WHAT THIS TASK INVOLVES:
The lines below that include the word "JSON" are to be reported.

Dataset entries on figures
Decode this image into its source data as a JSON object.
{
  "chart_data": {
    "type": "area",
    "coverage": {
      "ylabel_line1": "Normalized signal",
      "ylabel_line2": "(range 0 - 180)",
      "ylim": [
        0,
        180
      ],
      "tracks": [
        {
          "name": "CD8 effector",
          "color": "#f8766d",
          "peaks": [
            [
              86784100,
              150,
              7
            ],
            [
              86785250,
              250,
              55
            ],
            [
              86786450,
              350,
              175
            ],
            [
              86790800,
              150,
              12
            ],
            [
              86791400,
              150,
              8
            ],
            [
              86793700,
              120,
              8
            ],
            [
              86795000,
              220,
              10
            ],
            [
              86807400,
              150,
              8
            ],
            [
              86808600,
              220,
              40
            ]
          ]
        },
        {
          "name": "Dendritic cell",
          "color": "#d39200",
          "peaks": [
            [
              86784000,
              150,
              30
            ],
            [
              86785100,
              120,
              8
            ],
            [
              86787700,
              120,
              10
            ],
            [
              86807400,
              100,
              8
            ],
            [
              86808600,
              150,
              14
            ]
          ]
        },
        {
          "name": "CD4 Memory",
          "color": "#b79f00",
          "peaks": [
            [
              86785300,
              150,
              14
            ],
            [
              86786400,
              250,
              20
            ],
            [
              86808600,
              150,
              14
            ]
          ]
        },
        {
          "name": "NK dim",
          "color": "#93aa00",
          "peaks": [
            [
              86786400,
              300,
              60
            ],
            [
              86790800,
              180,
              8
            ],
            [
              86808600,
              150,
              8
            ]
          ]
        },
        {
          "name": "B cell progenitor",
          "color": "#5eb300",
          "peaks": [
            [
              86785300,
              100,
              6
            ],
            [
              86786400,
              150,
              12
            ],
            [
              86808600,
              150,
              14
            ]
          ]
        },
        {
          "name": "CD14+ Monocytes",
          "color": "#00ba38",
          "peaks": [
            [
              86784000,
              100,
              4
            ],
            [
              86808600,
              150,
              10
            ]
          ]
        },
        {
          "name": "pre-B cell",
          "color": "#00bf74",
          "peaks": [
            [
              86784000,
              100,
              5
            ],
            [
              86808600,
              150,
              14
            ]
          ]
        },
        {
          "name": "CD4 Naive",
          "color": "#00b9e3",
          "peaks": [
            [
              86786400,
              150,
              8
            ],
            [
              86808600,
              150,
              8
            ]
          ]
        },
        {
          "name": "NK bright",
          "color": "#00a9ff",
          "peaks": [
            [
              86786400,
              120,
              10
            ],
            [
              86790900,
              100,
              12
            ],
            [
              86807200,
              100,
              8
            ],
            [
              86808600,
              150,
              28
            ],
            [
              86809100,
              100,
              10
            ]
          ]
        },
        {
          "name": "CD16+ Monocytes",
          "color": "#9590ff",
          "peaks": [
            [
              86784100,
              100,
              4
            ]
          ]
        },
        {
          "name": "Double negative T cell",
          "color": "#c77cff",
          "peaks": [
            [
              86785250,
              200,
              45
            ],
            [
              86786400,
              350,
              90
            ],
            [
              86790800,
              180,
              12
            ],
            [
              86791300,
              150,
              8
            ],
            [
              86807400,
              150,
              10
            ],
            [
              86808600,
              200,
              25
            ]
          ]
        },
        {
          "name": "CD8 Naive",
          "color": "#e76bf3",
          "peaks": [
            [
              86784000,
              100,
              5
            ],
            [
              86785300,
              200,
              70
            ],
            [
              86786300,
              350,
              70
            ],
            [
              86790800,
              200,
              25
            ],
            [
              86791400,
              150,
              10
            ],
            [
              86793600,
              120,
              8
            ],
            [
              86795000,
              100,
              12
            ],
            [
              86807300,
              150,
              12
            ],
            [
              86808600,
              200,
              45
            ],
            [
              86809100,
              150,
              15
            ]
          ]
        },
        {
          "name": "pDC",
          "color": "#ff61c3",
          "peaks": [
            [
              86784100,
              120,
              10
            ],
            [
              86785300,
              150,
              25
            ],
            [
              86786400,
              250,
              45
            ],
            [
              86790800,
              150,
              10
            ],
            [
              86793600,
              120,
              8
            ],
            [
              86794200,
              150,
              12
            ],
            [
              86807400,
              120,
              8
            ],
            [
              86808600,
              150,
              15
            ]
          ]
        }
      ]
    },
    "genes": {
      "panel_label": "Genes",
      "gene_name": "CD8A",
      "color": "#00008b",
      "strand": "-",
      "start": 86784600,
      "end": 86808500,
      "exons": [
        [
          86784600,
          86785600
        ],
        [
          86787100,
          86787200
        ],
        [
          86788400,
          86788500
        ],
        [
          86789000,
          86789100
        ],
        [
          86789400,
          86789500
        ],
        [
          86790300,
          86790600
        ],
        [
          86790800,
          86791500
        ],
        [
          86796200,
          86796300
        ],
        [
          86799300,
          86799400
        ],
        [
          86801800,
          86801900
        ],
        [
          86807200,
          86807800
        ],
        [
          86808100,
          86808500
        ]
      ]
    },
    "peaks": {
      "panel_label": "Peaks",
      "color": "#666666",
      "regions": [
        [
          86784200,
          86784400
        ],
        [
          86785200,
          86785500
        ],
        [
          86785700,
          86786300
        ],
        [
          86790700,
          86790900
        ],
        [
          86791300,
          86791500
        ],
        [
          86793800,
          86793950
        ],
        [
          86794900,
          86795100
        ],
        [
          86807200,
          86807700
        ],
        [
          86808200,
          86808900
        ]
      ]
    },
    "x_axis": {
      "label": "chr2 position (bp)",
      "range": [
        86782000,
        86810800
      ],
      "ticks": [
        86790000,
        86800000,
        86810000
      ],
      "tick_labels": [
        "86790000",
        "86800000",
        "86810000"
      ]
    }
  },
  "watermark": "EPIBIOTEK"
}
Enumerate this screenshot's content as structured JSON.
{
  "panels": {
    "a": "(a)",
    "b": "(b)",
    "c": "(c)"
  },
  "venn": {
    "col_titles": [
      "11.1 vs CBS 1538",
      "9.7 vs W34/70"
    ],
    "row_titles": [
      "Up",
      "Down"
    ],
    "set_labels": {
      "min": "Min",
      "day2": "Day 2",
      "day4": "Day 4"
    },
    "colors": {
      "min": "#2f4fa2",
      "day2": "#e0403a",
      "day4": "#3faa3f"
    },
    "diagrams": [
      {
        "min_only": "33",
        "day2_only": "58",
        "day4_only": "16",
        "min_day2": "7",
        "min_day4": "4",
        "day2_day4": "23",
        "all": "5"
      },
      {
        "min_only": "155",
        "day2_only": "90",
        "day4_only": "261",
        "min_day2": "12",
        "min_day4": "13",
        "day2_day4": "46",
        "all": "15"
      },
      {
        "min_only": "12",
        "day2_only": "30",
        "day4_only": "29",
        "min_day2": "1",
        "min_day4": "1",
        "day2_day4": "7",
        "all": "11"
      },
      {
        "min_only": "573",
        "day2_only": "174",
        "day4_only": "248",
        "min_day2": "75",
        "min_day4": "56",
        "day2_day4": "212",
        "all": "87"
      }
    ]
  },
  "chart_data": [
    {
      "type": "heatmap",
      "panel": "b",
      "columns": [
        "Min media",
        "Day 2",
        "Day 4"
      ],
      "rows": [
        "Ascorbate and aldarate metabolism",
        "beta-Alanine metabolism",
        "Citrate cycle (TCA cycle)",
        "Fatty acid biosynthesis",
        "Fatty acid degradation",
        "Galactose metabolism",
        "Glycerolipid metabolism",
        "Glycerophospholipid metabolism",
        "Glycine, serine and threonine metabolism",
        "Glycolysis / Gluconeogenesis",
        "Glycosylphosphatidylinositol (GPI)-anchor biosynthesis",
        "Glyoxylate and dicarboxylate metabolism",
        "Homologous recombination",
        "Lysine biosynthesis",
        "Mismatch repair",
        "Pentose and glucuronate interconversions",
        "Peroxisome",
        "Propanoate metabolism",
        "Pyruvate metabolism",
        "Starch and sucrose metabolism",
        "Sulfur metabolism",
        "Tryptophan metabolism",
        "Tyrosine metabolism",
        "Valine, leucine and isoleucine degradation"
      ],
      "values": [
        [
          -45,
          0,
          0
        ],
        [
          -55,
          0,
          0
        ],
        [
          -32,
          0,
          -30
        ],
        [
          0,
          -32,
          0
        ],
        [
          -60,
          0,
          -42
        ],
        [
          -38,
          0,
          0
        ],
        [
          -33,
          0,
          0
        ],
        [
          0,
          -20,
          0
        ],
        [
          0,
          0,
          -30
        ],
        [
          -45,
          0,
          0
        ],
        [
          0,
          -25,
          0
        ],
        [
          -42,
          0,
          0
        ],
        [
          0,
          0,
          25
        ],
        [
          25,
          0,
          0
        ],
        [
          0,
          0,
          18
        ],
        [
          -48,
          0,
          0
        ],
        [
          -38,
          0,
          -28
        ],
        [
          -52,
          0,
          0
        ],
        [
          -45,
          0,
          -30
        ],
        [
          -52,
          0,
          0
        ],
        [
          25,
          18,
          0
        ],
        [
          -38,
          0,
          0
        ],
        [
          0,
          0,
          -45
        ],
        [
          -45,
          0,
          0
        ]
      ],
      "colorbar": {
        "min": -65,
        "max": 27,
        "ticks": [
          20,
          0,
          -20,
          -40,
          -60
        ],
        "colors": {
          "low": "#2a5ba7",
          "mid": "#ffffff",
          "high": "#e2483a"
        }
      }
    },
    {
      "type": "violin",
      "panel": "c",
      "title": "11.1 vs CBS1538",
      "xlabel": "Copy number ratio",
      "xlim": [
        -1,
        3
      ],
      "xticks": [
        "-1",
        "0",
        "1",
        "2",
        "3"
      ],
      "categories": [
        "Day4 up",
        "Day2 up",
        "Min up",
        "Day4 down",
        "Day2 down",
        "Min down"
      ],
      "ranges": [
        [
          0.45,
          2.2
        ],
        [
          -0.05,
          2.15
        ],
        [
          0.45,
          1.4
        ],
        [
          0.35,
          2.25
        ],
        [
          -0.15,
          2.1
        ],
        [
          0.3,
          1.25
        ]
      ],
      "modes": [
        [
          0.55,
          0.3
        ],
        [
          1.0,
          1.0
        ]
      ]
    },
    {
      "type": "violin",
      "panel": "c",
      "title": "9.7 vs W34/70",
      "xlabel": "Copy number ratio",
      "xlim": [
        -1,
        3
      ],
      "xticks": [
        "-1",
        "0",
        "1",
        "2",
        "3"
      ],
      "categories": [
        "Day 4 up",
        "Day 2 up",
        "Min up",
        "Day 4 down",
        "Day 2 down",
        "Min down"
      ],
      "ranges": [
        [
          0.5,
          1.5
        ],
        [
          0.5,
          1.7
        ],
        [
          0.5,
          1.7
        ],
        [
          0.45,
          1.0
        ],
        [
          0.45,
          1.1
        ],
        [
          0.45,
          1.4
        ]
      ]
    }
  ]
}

REPLY TO THE EXERCISE:
Decode this image into its source data as a JSON object.
Enumerate this screenshot's content as structured JSON.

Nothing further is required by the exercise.